## Directive
Bring together all lines of the material below that contain the string "pour".

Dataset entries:
* START *

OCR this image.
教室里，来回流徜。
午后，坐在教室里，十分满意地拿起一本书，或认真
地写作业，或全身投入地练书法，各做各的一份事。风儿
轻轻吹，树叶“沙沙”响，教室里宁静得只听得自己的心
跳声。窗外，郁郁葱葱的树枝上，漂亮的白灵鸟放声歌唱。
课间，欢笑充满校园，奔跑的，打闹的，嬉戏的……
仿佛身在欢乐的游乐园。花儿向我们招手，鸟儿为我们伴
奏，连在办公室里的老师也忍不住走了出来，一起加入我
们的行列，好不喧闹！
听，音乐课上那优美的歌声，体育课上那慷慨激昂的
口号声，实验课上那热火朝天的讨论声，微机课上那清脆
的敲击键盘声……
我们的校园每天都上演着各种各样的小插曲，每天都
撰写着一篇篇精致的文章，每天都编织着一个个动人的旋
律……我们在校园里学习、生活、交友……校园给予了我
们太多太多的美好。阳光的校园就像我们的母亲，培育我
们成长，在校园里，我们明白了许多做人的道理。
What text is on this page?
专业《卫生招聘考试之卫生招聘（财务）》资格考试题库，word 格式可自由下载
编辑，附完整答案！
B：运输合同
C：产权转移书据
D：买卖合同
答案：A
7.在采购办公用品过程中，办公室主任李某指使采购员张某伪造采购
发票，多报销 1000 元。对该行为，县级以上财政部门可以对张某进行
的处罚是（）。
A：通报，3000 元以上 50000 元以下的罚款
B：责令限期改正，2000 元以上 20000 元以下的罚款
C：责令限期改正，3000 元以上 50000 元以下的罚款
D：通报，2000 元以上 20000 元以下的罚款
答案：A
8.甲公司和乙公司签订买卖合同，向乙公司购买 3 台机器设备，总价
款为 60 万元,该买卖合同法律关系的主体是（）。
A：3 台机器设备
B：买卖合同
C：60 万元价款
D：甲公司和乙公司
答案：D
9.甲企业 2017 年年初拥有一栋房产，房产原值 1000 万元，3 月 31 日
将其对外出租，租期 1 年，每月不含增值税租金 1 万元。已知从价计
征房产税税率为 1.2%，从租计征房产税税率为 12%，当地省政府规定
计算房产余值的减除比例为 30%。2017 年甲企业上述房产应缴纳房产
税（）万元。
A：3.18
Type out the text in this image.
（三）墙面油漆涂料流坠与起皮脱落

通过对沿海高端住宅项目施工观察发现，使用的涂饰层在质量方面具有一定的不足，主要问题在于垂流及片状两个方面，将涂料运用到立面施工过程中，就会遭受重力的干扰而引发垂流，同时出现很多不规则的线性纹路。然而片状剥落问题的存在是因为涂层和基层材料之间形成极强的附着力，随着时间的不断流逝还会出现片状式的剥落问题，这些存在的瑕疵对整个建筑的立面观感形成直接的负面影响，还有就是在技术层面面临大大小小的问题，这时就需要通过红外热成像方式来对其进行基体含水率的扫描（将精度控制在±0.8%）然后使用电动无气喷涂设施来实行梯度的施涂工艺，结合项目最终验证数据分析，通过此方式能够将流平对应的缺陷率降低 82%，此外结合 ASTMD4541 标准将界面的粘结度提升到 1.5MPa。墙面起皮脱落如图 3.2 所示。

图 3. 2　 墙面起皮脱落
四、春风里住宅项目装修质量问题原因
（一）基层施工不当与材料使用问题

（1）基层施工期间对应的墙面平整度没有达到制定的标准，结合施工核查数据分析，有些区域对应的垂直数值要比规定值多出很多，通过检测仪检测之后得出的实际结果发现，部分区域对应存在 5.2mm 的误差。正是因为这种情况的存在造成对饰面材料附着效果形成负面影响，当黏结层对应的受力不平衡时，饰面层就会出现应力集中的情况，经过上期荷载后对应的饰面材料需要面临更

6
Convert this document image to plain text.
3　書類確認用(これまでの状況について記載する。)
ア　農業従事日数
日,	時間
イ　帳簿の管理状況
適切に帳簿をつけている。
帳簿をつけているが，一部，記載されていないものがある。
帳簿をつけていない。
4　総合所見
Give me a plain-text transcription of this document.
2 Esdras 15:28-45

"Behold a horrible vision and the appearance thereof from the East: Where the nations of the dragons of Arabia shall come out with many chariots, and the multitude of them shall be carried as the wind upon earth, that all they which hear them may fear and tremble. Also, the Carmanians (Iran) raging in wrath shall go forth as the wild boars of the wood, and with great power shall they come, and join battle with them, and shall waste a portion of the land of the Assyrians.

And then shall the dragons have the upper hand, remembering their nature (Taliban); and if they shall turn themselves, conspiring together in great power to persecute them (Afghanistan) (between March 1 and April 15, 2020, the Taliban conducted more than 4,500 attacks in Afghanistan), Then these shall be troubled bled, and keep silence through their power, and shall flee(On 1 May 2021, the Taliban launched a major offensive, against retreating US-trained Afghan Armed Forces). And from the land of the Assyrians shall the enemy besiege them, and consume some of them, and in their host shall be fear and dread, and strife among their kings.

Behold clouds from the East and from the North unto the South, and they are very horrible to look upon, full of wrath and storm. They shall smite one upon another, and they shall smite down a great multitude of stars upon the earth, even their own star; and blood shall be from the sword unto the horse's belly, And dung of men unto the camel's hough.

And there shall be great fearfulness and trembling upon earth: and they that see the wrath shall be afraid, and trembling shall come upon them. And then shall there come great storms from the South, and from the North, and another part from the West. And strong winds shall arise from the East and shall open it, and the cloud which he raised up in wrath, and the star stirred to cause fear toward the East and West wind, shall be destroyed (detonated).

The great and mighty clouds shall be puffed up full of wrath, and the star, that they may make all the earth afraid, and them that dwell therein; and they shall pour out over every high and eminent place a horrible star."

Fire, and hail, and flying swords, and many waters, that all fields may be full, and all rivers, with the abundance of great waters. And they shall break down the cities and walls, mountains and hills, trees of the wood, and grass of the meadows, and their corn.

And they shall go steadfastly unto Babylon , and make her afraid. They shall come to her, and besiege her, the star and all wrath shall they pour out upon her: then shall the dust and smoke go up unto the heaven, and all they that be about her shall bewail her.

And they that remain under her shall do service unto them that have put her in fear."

* END *

## The reply
The great and mighty clouds shall be puffed up full of wrath, and the star, that they may make all the earth afraid, and them that dwell therein; and they shall pour out over every high and eminent place a horrible star."
And they shall go steadfastly unto Babylon , and make her afraid. They shall come to her, and besiege her, the star and all wrath shall they pour out upon her: then shall the dust and smoke go up unto the heaven, and all they that be about her shall bewail her.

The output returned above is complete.